WORK INSTRUCTIONS: Check every line of the entries below for the word "screenshot", and copy the ones that have it.

--- START ---

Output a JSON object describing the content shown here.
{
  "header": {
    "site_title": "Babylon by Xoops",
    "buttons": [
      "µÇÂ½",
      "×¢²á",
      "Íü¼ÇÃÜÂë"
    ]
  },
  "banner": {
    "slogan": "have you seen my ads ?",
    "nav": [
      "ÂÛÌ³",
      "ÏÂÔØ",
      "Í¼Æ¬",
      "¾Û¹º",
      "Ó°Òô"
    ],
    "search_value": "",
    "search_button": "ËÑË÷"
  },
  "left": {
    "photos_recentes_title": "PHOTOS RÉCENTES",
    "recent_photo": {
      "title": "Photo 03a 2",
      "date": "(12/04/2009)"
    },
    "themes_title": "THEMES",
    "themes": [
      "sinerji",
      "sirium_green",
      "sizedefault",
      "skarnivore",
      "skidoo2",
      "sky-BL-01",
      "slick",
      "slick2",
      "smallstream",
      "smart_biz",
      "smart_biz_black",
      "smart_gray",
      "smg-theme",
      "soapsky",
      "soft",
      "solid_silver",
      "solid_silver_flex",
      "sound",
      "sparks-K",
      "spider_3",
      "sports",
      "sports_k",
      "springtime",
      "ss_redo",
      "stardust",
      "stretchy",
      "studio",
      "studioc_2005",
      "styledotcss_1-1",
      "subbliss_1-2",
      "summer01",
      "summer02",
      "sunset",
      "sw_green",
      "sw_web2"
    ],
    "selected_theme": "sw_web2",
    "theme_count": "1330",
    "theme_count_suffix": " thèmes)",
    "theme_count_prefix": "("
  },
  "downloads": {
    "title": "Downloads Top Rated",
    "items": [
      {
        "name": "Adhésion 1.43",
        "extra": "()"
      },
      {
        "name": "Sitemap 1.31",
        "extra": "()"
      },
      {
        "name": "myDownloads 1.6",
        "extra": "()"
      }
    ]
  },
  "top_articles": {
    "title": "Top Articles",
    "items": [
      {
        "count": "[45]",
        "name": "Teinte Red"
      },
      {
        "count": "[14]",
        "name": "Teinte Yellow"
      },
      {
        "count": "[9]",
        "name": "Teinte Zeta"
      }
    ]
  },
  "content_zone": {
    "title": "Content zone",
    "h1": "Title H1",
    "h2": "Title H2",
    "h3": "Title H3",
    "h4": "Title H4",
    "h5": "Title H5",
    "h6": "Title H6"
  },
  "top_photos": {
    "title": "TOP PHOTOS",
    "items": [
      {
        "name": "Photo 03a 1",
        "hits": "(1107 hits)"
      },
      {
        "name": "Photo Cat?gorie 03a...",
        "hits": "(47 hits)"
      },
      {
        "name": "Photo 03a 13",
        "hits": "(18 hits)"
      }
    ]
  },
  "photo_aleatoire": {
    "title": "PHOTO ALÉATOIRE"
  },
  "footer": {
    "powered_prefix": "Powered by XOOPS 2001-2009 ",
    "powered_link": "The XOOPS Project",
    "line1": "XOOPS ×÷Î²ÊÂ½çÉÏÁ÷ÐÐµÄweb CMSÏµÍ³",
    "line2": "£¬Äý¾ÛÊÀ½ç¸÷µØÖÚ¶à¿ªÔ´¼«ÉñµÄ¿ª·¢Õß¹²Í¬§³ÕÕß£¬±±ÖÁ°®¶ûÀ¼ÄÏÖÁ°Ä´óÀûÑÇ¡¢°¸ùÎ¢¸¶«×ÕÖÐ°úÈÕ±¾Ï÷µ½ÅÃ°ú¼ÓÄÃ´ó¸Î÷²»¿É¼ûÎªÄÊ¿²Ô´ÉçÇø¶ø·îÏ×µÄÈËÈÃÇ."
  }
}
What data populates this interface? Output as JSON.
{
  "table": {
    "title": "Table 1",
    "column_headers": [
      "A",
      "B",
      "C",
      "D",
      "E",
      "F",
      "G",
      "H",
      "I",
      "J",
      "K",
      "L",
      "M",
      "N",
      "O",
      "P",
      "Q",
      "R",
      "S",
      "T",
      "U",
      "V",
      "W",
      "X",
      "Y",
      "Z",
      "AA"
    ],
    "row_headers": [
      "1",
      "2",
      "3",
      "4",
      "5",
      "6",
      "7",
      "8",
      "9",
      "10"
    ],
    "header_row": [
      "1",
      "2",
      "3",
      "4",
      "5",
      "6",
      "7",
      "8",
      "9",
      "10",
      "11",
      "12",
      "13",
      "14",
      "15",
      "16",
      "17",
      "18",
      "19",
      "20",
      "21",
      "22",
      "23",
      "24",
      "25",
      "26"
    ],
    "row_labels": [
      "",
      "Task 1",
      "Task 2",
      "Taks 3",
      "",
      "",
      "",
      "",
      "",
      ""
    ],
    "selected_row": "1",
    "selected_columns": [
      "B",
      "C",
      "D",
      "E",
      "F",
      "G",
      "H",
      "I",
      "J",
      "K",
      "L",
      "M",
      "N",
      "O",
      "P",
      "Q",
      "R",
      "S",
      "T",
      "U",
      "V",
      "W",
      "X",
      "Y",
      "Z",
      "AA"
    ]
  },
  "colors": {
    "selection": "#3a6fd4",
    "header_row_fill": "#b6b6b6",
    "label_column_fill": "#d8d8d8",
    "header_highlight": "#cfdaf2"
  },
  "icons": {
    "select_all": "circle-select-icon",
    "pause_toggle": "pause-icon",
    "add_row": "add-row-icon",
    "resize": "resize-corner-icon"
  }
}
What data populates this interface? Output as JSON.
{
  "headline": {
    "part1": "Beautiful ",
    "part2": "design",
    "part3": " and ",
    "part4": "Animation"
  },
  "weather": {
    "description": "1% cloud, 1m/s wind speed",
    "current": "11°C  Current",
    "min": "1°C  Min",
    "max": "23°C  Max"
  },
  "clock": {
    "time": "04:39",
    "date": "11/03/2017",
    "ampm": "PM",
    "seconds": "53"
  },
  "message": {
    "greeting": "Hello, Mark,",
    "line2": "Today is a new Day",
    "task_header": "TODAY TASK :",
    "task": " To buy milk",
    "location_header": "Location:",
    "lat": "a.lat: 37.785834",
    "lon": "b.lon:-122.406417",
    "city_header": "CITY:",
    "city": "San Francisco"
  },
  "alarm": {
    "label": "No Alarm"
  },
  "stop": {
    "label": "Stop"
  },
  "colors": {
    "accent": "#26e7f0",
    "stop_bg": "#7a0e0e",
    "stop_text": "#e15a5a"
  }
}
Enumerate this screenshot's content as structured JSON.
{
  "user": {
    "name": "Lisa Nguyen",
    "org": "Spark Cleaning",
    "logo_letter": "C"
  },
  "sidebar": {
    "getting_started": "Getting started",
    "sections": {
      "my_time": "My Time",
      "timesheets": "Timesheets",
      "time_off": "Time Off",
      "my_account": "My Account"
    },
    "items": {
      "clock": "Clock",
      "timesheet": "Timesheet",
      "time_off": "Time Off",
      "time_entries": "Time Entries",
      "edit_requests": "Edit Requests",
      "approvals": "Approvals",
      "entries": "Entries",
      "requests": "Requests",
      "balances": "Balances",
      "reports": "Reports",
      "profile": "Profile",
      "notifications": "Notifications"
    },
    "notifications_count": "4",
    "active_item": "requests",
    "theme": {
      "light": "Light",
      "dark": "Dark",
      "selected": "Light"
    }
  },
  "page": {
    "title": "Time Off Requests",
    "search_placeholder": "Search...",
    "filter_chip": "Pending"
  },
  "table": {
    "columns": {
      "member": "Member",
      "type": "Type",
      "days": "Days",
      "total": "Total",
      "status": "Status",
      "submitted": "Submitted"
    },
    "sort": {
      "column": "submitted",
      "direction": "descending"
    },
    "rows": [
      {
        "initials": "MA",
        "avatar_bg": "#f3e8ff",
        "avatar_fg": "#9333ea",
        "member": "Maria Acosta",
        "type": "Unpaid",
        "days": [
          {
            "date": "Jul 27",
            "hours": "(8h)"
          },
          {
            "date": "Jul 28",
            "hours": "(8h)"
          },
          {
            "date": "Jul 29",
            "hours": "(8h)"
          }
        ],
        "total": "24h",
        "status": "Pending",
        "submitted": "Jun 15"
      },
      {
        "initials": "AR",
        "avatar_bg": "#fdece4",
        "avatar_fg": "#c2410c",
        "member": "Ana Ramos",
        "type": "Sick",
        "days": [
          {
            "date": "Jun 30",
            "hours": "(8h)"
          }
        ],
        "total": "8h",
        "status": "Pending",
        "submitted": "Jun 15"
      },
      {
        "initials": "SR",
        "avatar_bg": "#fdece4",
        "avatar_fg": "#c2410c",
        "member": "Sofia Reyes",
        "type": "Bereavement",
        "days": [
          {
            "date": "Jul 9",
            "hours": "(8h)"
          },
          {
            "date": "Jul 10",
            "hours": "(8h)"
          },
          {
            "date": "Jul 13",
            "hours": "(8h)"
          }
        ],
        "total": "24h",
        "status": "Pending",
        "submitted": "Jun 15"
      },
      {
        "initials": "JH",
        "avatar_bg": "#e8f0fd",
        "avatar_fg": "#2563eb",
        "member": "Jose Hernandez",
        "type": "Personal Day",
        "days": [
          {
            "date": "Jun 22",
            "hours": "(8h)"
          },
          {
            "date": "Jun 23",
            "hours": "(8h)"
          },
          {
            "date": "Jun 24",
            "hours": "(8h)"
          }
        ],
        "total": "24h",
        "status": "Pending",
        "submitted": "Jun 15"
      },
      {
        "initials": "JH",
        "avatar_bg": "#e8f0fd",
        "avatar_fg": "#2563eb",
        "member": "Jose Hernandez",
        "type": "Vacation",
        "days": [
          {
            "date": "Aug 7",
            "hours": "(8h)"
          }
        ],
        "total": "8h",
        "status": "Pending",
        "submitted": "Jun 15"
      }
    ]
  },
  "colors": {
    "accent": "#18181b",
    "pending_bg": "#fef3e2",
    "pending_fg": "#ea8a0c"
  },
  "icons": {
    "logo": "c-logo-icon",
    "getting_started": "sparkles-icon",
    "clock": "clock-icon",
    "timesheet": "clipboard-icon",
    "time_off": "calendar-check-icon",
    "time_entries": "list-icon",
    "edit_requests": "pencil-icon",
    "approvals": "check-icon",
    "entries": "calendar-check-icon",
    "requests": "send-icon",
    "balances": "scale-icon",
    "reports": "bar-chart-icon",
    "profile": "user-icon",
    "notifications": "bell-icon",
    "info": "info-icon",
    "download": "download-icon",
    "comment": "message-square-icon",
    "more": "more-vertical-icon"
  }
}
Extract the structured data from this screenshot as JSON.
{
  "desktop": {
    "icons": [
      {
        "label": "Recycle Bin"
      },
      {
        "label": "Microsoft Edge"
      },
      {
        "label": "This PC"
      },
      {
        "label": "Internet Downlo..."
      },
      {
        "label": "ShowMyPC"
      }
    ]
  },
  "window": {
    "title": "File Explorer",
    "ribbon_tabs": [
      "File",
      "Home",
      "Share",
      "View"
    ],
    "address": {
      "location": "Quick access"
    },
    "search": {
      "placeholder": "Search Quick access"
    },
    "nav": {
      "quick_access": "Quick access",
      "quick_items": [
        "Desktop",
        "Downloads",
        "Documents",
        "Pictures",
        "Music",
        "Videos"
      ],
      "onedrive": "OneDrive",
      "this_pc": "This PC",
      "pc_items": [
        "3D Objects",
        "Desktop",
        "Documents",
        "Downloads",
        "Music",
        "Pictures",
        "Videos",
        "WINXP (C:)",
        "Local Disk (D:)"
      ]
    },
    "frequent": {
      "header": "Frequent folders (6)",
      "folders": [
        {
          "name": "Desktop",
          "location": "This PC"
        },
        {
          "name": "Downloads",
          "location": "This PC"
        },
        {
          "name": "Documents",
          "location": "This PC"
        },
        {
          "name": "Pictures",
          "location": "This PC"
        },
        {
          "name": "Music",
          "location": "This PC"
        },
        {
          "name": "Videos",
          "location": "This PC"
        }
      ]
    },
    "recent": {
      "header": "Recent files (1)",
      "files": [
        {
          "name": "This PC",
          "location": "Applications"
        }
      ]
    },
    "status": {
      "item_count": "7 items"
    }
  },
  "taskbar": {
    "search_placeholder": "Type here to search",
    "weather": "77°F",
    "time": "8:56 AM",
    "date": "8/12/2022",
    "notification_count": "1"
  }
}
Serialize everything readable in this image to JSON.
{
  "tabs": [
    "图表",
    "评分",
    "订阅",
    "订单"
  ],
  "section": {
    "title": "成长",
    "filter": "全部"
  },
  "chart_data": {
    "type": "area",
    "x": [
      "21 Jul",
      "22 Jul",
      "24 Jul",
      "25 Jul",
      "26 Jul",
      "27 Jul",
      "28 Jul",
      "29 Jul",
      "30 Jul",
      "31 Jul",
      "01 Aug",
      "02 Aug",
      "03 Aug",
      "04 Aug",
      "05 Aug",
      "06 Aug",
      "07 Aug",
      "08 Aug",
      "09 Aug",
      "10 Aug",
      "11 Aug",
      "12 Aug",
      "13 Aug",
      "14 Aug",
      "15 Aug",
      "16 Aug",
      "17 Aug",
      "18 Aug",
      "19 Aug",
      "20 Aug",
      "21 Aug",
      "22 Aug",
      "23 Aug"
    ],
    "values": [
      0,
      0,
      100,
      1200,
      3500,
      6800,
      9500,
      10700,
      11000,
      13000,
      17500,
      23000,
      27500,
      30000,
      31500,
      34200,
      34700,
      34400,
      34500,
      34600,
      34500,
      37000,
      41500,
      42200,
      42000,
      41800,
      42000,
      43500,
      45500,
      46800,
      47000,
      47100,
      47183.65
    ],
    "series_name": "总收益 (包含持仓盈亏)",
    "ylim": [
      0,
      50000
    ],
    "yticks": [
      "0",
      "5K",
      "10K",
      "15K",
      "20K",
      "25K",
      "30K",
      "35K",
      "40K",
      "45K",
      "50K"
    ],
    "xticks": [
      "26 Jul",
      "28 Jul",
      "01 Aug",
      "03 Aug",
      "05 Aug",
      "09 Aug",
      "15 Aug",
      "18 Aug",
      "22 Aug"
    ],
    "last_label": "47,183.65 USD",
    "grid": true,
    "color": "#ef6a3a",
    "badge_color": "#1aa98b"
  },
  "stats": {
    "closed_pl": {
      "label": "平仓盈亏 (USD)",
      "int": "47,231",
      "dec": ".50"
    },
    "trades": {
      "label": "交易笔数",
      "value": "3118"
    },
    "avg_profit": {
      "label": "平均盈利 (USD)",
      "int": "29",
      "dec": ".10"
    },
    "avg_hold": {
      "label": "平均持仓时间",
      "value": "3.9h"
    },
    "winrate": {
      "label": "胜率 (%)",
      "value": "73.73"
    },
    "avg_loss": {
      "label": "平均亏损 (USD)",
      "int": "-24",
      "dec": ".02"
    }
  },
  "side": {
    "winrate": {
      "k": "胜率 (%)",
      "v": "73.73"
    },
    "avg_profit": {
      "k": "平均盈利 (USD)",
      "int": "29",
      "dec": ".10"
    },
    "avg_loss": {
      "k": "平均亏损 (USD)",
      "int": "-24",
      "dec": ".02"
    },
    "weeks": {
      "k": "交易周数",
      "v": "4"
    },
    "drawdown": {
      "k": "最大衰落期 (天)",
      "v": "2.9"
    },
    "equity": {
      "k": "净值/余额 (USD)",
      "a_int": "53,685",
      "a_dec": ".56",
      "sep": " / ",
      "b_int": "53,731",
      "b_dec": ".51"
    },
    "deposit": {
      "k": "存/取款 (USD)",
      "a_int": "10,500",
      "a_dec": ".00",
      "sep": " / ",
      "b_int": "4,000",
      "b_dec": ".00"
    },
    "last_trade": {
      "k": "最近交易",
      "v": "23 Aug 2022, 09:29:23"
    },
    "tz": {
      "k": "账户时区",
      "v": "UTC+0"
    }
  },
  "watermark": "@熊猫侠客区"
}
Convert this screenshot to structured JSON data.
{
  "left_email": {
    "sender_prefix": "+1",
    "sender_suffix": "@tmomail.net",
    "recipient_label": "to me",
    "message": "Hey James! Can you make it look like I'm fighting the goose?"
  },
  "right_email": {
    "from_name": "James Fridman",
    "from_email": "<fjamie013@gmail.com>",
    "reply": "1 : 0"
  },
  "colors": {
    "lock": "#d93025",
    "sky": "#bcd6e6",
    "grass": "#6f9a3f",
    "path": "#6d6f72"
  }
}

--- END ---

FULL OUTPUT:
Enumerate this screenshot's content as structured JSON.
Extract the structured data from this screenshot as JSON.
Convert this screenshot to structured JSON data.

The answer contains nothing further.